:: Extract to read

The Earth's Temperature May Be Self Regulating
June 25, 2001
Thin, high cirrus clouds may help regulate global temperature and serve as a counter to global warming, theorize a team of scientists led by Richard Lindzen of the Massachusetts Institute of Technology.
Their study in the March 2001 Bulletin of the American Meteorological Society examines the behavior of high cirrus clouds over a large section of the western tropical Pacific Ocean. The scientists say cirrus clouds operate much as the "iris" of an eye regulates the admission of light. The clouds open in response to rising surface temperature, permitting cooling. The clouds close when the surface temperature cools to retain heat.
- The study finds that high cirrus clouds decrease in thickness by about 22 percent per one degree Celsius increase in sea surface temperature; conversely, the clouds thicken when the sea surface temperature is lower.

::::
:: Extracted information

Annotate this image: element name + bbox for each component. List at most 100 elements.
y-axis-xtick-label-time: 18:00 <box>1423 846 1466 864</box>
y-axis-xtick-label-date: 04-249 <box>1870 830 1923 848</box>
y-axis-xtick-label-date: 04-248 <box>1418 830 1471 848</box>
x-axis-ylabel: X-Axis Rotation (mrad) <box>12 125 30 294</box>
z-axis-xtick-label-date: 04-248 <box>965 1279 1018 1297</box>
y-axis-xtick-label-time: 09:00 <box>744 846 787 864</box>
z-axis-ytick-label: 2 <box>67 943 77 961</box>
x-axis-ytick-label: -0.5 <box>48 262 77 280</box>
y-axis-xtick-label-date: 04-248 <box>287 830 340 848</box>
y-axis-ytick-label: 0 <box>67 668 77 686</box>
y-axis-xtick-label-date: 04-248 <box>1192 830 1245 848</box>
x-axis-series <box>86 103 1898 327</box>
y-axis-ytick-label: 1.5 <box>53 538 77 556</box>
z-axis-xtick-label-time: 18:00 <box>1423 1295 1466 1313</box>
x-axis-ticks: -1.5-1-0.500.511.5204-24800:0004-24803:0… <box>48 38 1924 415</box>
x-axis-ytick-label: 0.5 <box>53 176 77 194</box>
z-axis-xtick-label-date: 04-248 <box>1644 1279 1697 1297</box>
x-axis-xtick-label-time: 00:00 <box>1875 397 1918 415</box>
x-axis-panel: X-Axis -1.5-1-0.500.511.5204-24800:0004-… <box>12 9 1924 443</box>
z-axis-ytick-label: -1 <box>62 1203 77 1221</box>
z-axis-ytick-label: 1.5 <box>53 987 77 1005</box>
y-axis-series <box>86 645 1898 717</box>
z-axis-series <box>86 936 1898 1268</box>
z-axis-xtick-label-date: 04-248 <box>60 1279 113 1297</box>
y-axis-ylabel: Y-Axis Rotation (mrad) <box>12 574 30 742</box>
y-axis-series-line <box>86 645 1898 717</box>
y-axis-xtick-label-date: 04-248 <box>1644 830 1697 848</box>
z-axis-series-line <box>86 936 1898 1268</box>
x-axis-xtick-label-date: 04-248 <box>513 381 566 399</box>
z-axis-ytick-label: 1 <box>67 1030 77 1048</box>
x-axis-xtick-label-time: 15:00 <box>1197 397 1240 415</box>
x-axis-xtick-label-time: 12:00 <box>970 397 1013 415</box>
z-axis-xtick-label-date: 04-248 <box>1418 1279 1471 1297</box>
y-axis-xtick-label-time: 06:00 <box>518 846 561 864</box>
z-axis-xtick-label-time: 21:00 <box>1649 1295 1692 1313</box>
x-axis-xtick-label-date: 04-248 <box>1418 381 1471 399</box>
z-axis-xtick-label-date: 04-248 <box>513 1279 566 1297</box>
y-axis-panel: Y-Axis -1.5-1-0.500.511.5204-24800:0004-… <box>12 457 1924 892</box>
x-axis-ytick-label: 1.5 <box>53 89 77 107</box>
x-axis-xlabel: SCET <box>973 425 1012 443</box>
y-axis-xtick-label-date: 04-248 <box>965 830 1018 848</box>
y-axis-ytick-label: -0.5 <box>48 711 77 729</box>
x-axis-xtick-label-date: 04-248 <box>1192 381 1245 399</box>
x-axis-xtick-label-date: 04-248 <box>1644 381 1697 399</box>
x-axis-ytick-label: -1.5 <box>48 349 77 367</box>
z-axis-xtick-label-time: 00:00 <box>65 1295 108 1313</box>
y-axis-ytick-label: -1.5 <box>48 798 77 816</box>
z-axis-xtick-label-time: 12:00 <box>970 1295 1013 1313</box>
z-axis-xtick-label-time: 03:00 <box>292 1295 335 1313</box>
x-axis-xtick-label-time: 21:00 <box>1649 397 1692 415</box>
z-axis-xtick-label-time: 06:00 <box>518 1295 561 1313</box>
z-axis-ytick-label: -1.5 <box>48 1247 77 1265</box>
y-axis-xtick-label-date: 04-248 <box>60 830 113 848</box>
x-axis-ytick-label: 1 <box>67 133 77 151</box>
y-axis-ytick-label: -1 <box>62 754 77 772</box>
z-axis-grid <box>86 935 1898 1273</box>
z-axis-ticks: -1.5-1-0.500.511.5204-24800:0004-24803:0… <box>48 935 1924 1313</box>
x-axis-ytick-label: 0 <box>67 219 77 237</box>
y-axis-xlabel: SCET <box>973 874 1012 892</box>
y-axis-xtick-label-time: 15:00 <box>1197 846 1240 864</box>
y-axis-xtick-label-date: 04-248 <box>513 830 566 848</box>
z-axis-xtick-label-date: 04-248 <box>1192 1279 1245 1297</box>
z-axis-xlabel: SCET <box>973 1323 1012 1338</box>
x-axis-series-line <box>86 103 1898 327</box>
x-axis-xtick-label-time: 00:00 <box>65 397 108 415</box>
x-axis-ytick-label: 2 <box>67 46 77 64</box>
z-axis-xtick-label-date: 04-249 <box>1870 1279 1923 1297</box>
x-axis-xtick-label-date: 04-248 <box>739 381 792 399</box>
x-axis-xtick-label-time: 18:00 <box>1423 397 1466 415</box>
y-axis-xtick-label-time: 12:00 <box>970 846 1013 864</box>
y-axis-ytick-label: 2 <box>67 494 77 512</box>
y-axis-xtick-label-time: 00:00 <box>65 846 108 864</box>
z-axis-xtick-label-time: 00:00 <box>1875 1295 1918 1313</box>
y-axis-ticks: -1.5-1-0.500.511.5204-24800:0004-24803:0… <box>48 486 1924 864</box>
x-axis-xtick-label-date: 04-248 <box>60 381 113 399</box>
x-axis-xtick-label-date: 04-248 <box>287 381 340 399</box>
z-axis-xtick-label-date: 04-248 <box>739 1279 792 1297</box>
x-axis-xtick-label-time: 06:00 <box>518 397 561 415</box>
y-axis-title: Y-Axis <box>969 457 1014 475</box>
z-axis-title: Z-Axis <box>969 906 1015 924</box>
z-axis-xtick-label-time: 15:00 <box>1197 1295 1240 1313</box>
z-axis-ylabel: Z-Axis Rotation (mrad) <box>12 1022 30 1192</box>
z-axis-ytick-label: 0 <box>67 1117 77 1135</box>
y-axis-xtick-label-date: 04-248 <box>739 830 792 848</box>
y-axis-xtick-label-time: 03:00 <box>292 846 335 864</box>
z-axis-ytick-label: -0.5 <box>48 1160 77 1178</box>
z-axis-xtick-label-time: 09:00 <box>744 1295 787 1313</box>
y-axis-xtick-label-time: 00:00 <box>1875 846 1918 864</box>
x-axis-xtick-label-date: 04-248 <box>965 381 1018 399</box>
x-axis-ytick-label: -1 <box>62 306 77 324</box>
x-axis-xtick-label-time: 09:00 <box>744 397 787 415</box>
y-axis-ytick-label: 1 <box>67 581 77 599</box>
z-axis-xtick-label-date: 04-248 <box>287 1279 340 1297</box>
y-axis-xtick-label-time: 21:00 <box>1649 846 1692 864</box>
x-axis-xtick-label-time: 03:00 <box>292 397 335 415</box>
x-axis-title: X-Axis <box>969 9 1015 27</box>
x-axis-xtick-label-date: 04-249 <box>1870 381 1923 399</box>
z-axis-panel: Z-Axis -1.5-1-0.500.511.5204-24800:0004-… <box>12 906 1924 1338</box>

::::

Tasks to complete:
**a)** Reproduce word for word the part of the article on cirrus clouds and Earth's temperature that opens with the words containing "Their study in" and closes with "to retain heat.".
**b)** Carry on writing the article on cirrus clouds and Earth's temperature, starting right after its last sentence.

Exercise responses:
**a)**
Their study in the March 2001 Bulletin of the American Meteorological Society examines the behavior of high cirrus clouds over a large section of the western tropical Pacific Ocean. The scientists say cirrus clouds operate much as the "iris" of an eye regulates the admission of light. The clouds open in response to rising surface temperature, permitting cooling. The clouds close when the surface temperature cools to retain heat.

**b)**
- That is because thick clouds reflect more sunlight than thin clouds back into space and help mitigate surface warming; thin clouds, conversely, don't deflect as much sunlight but are efficient in trapping heat at the surface.
- Most intriguing, a 22 percent decrease in cirrus cloud cover also leads to a significant decrease in sea surface temperature of about 1.1°C.
According to some climate model forecasts, a doubling of carbon dioxide in the atmosphere would lead to a 1.2°C temperature increase. But the existence of the atmospheric heat "vent" should change that prediction to between 0.57° and 0.83°C.
The study's authors say these findings require climate modelers to scale back by as much as two-thirds the projected warming resulting from a doubling of carbon dioxide.
Source: John Carlisle, "Natural Heat Vent May Counter Global Warming," National Policy Analysis No. 336, May 2001, National Center for Public Policy Research, 777 N. Capitol St. N.E., Suite 803 Washington, D.C. 20002,(202) 371-1400; based on Richard S. Lindzen, Ming-Dah Chou and Arthur Y. Hou, " Does the Earth Have an Adaptive Infrared Iris?" Bulletin of the American Meteorological Society, March 2001.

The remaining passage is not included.